Requirements: Check each line of the listing below for the string "start", and copy the ones that have it.

┌─ Material supplied

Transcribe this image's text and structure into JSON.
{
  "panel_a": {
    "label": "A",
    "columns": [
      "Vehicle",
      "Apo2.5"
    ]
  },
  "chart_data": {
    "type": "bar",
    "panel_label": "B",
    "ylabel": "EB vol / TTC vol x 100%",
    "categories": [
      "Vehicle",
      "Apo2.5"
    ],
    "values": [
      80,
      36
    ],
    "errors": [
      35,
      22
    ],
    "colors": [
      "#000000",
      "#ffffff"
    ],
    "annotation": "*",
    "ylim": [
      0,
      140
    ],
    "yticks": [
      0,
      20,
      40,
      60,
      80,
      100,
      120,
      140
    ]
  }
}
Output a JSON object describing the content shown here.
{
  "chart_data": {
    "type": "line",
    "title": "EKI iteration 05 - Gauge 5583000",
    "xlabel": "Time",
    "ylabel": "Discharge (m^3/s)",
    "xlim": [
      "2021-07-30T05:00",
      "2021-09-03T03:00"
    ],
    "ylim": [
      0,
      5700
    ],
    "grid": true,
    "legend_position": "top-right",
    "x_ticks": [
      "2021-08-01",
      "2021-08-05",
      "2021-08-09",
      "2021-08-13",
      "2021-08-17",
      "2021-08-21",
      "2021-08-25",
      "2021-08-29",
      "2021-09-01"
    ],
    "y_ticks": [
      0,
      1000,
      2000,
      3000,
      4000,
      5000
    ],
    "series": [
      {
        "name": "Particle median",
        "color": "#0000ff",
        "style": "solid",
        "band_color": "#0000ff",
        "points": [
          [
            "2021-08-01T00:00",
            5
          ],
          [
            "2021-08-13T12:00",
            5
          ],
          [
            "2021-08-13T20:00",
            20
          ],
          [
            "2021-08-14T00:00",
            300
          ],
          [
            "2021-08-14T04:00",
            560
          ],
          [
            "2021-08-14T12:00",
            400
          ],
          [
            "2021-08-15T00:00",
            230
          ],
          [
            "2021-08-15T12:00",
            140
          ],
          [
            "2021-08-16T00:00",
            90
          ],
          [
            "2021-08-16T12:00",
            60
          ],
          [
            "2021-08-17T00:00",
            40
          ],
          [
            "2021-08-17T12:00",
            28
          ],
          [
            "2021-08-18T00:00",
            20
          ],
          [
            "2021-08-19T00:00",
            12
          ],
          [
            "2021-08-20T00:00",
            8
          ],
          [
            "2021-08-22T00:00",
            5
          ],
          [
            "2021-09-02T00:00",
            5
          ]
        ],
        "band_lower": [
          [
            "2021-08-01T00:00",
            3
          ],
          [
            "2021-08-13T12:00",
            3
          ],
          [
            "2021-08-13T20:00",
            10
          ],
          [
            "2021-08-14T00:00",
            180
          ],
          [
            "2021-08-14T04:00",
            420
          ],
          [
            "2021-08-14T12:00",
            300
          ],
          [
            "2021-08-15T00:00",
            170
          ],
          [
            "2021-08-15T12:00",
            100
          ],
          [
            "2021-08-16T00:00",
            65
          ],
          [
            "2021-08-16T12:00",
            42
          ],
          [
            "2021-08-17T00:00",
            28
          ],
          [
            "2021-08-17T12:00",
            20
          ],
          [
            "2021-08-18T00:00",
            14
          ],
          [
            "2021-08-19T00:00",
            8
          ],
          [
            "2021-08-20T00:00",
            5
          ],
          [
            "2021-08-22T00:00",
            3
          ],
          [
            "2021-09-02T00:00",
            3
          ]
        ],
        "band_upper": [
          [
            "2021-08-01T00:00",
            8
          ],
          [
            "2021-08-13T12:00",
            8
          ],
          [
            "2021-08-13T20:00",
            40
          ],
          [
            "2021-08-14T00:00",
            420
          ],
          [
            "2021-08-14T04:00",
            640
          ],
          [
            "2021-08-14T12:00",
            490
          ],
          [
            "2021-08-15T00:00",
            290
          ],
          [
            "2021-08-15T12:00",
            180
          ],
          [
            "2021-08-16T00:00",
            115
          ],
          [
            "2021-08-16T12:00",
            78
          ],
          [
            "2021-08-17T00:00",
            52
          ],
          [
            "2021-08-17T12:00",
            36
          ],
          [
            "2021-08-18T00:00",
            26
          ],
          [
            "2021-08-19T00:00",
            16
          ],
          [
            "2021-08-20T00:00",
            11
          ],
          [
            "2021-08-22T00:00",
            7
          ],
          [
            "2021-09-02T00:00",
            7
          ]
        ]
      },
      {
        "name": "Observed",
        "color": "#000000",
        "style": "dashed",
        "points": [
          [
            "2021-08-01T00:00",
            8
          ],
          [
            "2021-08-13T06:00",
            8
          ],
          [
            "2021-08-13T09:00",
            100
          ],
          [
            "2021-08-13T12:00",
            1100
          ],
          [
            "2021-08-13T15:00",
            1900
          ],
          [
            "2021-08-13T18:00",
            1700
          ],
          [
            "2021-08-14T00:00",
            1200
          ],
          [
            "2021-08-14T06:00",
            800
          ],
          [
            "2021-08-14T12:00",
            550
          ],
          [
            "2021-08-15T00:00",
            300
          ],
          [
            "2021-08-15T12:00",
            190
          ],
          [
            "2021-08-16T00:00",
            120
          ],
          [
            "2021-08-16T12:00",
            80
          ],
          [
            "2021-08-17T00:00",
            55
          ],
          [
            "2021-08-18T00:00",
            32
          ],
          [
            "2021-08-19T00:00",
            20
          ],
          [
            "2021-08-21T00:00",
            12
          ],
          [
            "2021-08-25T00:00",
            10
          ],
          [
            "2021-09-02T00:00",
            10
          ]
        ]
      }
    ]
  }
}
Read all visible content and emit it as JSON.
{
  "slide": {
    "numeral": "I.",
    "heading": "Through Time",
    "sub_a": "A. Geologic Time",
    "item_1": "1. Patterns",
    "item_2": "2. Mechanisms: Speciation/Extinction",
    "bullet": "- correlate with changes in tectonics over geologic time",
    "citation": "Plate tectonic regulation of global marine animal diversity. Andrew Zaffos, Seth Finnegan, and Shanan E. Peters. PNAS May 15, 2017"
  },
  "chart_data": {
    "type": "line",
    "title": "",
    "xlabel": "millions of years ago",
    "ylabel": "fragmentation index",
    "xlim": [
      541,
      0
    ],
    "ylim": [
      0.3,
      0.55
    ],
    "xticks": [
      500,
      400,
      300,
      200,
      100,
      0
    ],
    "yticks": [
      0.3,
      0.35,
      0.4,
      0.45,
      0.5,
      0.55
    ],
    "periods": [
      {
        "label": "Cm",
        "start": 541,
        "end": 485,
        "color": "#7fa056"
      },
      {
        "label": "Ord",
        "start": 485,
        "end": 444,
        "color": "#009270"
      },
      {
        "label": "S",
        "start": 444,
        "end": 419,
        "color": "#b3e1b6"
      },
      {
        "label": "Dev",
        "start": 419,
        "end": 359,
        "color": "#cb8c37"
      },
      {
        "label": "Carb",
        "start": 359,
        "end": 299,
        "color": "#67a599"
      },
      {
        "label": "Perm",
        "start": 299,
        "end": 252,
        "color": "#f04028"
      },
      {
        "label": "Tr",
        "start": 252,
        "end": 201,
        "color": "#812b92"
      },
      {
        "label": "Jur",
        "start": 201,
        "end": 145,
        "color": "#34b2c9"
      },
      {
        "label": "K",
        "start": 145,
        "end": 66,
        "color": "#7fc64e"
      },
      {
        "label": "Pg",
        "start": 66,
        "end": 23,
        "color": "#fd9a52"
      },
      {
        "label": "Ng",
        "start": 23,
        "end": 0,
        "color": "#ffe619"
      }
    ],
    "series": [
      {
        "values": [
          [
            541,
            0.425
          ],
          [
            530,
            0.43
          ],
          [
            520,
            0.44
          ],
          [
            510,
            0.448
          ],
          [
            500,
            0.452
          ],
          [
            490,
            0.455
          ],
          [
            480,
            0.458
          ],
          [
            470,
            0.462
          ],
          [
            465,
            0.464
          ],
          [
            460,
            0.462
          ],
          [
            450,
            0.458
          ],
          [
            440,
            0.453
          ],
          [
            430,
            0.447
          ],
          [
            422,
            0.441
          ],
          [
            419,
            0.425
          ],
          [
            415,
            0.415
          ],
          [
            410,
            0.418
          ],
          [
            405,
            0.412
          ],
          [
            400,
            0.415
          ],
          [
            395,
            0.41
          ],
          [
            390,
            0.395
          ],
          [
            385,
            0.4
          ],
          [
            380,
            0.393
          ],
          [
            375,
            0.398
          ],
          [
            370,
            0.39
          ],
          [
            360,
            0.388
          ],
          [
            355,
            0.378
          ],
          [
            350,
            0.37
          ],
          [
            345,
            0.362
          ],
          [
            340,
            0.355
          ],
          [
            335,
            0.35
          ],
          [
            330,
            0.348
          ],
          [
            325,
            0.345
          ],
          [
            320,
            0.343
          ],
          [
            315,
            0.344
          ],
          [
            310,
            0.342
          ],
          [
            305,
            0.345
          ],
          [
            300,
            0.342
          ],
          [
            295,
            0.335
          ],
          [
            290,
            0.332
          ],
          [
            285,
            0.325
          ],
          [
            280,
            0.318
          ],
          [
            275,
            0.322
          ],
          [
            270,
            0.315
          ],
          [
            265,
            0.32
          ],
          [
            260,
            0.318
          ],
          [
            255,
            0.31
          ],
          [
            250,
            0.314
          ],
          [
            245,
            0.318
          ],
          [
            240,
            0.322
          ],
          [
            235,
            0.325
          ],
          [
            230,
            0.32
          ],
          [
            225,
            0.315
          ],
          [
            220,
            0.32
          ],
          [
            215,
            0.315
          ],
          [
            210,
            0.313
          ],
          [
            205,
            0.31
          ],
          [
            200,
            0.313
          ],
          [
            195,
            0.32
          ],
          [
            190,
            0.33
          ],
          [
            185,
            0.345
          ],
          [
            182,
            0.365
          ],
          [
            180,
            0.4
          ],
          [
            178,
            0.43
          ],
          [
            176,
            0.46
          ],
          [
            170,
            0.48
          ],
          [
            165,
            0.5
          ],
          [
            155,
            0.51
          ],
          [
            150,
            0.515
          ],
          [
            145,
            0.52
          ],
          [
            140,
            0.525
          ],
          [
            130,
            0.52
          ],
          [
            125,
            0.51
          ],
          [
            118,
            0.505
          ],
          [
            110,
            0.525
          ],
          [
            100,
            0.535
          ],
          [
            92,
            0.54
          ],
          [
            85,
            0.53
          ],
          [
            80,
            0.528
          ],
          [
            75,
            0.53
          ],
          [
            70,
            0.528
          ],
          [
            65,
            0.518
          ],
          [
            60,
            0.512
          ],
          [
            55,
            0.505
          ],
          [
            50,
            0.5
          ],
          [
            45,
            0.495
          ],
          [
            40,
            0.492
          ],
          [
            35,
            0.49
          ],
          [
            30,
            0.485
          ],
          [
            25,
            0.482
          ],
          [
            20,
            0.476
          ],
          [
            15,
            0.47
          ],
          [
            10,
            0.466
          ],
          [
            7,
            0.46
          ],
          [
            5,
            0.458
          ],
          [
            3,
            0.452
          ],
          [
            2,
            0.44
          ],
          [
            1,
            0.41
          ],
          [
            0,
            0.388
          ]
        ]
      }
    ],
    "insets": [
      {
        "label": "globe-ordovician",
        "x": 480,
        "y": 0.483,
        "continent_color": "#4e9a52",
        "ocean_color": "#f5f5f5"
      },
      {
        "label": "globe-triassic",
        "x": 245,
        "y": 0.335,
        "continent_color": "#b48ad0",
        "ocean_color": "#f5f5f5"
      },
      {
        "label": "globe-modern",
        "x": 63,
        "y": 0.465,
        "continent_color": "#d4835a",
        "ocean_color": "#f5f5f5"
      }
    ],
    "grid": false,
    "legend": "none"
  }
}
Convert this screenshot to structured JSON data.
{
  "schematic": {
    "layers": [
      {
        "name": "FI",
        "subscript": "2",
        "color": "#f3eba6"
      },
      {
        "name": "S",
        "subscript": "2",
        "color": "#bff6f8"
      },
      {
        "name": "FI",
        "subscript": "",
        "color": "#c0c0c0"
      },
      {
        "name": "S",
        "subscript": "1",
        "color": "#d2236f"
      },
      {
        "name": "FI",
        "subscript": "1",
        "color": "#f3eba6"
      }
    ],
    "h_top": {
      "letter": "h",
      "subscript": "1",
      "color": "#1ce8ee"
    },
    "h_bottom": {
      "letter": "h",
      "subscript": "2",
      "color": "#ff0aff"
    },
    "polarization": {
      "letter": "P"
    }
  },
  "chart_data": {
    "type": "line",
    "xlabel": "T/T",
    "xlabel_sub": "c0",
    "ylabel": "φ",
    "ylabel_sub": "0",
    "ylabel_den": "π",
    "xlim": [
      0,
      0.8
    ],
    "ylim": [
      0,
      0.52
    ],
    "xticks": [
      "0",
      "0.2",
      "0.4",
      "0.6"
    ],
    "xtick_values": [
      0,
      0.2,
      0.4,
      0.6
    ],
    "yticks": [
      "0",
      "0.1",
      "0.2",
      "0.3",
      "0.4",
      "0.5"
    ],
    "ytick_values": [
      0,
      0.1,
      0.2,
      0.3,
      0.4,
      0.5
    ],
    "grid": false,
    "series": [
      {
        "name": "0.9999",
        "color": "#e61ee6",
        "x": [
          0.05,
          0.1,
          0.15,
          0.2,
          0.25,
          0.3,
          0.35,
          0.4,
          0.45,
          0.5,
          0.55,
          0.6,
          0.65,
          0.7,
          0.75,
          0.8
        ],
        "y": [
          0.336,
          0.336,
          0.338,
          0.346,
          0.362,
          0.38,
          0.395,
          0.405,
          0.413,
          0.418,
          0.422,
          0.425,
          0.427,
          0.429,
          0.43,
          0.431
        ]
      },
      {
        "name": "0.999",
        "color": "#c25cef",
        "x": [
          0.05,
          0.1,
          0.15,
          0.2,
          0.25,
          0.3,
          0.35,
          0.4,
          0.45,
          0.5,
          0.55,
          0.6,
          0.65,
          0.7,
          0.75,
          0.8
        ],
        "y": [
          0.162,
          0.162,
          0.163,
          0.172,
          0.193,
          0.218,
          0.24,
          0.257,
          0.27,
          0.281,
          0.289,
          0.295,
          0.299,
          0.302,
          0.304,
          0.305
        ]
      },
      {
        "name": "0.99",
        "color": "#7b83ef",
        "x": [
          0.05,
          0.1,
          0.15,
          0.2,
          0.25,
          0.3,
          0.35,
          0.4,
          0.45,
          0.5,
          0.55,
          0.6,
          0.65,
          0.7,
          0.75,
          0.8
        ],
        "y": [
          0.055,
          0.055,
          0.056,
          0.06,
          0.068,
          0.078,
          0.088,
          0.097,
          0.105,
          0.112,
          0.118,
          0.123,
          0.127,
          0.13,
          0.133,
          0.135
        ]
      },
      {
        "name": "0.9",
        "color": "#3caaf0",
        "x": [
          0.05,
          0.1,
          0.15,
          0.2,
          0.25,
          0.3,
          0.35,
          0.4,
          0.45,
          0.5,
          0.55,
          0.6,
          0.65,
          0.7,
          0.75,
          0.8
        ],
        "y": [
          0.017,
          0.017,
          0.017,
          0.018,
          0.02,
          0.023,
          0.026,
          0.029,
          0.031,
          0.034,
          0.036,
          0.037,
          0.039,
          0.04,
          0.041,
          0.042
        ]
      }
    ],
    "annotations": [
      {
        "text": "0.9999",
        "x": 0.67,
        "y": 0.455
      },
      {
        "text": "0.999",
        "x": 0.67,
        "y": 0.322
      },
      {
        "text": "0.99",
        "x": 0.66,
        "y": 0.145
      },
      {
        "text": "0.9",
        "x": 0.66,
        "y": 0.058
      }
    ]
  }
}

└─

Result of this exercise:
        "start": 541,
        "start": 485,
        "start": 444,
        "start": 419,
        "start": 359,
        "start": 299,
        "start": 252,
        "start": 201,
        "start": 145,
        "start": 66,
        "start": 23,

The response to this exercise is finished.